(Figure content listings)
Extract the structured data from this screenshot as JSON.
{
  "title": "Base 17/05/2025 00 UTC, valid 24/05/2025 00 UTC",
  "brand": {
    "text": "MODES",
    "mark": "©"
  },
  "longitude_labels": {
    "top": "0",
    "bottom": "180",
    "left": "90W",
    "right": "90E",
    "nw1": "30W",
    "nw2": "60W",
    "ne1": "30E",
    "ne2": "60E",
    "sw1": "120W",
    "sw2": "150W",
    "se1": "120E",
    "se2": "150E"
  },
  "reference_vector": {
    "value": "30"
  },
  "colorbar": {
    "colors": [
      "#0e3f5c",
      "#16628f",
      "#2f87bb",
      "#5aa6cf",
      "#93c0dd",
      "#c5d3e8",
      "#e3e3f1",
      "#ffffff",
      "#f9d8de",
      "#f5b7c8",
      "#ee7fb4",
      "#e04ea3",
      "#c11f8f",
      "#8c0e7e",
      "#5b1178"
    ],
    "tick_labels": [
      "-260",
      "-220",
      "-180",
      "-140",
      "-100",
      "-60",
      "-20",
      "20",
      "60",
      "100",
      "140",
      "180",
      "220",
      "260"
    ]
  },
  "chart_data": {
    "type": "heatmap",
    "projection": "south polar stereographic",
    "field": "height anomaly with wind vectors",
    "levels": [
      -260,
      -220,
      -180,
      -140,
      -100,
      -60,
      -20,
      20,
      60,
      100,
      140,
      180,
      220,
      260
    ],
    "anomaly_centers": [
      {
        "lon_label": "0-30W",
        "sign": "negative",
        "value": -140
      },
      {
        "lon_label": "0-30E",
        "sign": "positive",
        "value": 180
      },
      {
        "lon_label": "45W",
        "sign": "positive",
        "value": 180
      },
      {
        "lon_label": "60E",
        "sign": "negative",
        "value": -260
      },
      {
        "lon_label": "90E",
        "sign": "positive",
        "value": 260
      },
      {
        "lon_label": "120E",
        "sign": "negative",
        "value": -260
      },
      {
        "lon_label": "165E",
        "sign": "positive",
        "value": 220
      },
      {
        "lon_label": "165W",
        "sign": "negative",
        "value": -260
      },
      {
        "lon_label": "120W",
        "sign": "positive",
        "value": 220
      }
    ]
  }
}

- [WHAT IS ASKED] Reproduce all of the records exactly.

- [ANSWER IN FULL]
Extract the structured data from this screenshot as JSON.
{
  "title": "Base 17/05/2025 00 UTC, valid 24/05/2025 00 UTC",
  "brand": {
    "text": "MODES",
    "mark": "©"
  },
  "longitude_labels": {
    "top": "0",
    "bottom": "180",
    "left": "90W",
    "right": "90E",
    "nw1": "30W",
    "nw2": "60W",
    "ne1": "30E",
    "ne2": "60E",
    "sw1": "120W",
    "sw2": "150W",
    "se1": "120E",
    "se2": "150E"
  },
  "reference_vector": {
    "value": "30"
  },
  "colorbar": {
    "colors": [
      "#0e3f5c",
      "#16628f",
      "#2f87bb",
      "#5aa6cf",
      "#93c0dd",
      "#c5d3e8",
      "#e3e3f1",
      "#ffffff",
      "#f9d8de",
      "#f5b7c8",
      "#ee7fb4",
      "#e04ea3",
      "#c11f8f",
      "#8c0e7e",
      "#5b1178"
    ],
    "tick_labels": [
      "-260",
      "-220",
      "-180",
      "-140",
      "-100",
      "-60",
      "-20",
      "20",
      "60",
      "100",
      "140",
      "180",
      "220",
      "260"
    ]
  },
  "chart_data": {
    "type": "heatmap",
    "projection": "south polar stereographic",
    "field": "height anomaly with wind vectors",
    "levels": [
      -260,
      -220,
      -180,
      -140,
      -100,
      -60,
      -20,
      20,
      60,
      100,
      140,
      180,
      220,
      260
    ],
    "anomaly_centers": [
      {
        "lon_label": "0-30W",
        "sign": "negative",
        "value": -140
      },
      {
        "lon_label": "0-30E",
        "sign": "positive",
        "value": 180
      },
      {
        "lon_label": "45W",
        "sign": "positive",
        "value": 180
      },
      {
        "lon_label": "60E",
        "sign": "negative",
        "value": -260
      },
      {
        "lon_label": "90E",
        "sign": "positive",
        "value": 260
      },
      {
        "lon_label": "120E",
        "sign": "negative",
        "value": -260
      },
      {
        "lon_label": "165E",
        "sign": "positive",
        "value": 220
      },
      {
        "lon_label": "165W",
        "sign": "negative",
        "value": -260
      },
      {
        "lon_label": "120W",
        "sign": "positive",
        "value": 220
      }
    ]
  }
}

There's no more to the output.